STATED PROBLEM | Quote the listing below in its entirety.

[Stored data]
* start *

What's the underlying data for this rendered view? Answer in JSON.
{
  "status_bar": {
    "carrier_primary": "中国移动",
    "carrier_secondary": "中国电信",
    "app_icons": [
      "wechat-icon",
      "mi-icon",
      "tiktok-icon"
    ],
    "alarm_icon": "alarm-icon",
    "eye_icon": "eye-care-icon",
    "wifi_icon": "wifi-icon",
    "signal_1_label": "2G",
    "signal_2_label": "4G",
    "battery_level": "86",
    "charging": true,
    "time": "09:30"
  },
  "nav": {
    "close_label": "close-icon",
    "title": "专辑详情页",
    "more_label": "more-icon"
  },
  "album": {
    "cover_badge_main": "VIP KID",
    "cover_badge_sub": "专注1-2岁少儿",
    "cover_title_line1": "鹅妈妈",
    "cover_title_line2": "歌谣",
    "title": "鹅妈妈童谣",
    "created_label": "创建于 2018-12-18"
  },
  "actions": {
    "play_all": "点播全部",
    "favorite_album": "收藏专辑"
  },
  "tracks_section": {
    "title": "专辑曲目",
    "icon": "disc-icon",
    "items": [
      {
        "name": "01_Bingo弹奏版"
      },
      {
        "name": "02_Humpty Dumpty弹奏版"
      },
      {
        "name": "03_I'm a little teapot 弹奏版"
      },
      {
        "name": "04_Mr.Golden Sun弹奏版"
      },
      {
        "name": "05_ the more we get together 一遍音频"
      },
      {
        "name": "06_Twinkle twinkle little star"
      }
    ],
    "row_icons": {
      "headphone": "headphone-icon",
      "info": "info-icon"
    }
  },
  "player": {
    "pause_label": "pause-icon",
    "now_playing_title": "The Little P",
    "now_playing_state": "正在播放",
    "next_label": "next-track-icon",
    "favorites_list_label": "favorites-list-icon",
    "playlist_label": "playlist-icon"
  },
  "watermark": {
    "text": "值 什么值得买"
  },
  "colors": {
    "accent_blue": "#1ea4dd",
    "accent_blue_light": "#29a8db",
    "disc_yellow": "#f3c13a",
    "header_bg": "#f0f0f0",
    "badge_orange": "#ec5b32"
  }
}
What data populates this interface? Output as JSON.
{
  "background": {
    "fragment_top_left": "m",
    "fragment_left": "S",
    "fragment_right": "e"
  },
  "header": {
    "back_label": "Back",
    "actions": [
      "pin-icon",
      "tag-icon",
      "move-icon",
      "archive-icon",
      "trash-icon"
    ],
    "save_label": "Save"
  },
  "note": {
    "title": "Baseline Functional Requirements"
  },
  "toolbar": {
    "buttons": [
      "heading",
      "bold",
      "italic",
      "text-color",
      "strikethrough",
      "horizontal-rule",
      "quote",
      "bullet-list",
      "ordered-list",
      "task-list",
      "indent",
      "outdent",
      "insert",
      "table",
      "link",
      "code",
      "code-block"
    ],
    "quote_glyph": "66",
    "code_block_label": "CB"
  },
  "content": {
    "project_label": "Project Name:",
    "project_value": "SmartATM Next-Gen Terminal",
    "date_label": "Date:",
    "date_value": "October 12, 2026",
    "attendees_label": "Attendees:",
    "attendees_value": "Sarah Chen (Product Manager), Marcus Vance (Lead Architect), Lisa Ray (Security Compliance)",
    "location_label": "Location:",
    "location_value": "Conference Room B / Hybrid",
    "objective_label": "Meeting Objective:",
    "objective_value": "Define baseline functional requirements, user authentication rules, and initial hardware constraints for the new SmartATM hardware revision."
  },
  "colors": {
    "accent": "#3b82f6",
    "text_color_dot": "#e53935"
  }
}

* end *

FINAL ANSWER |
What's the underlying data for this rendered view? Answer in JSON.
{
  "status_bar": {
    "carrier_primary": "中国移动",
    "carrier_secondary": "中国电信",
    "app_icons": [
      "wechat-icon",
      "mi-icon",
      "tiktok-icon"
    ],
    "alarm_icon": "alarm-icon",
    "eye_icon": "eye-care-icon",
    "wifi_icon": "wifi-icon",
    "signal_1_label": "2G",
    "signal_2_label": "4G",
    "battery_level": "86",
    "charging": true,
    "time": "09:30"
  },
  "nav": {
    "close_label": "close-icon",
    "title": "专辑详情页",
    "more_label": "more-icon"
  },
  "album": {
    "cover_badge_main": "VIP KID",
    "cover_badge_sub": "专注1-2岁少儿",
    "cover_title_line1": "鹅妈妈",
    "cover_title_line2": "歌谣",
    "title": "鹅妈妈童谣",
    "created_label": "创建于 2018-12-18"
  },
  "actions": {
    "play_all": "点播全部",
    "favorite_album": "收藏专辑"
  },
  "tracks_section": {
    "title": "专辑曲目",
    "icon": "disc-icon",
    "items": [
      {
        "name": "01_Bingo弹奏版"
      },
      {
        "name": "02_Humpty Dumpty弹奏版"
      },
      {
        "name": "03_I'm a little teapot 弹奏版"
      },
      {
        "name": "04_Mr.Golden Sun弹奏版"
      },
      {
        "name": "05_ the more we get together 一遍音频"
      },
      {
        "name": "06_Twinkle twinkle little star"
      }
    ],
    "row_icons": {
      "headphone": "headphone-icon",
      "info": "info-icon"
    }
  },
  "player": {
    "pause_label": "pause-icon",
    "now_playing_title": "The Little P",
    "now_playing_state": "正在播放",
    "next_label": "next-track-icon",
    "favorites_list_label": "favorites-list-icon",
    "playlist_label": "playlist-icon"
  },
  "watermark": {
    "text": "值 什么值得买"
  },
  "colors": {
    "accent_blue": "#1ea4dd",
    "accent_blue_light": "#29a8db",
    "disc_yellow": "#f3c13a",
    "header_bg": "#f0f0f0",
    "badge_orange": "#ec5b32"
  }
}
What data populates this interface? Output as JSON.
{
  "background": {
    "fragment_top_left": "m",
    "fragment_left": "S",
    "fragment_right": "e"
  },
  "header": {
    "back_label": "Back",
    "actions": [
      "pin-icon",
      "tag-icon",
      "move-icon",
      "archive-icon",
      "trash-icon"
    ],
    "save_label": "Save"
  },
  "note": {
    "title": "Baseline Functional Requirements"
  },
  "toolbar": {
    "buttons": [
      "heading",
      "bold",
      "italic",
      "text-color",
      "strikethrough",
      "horizontal-rule",
      "quote",
      "bullet-list",
      "ordered-list",
      "task-list",
      "indent",
      "outdent",
      "insert",
      "table",
      "link",
      "code",
      "code-block"
    ],
    "quote_glyph": "66",
    "code_block_label": "CB"
  },
  "content": {
    "project_label": "Project Name:",
    "project_value": "SmartATM Next-Gen Terminal",
    "date_label": "Date:",
    "date_value": "October 12, 2026",
    "attendees_label": "Attendees:",
    "attendees_value": "Sarah Chen (Product Manager), Marcus Vance (Lead Architect), Lisa Ray (Security Compliance)",
    "location_label": "Location:",
    "location_value": "Conference Room B / Hybrid",
    "objective_label": "Meeting Objective:",
    "objective_value": "Define baseline functional requirements, user authentication rules, and initial hardware constraints for the new SmartATM hardware revision."
  },
  "colors": {
    "accent": "#3b82f6",
    "text_color_dot": "#e53935"
  }
}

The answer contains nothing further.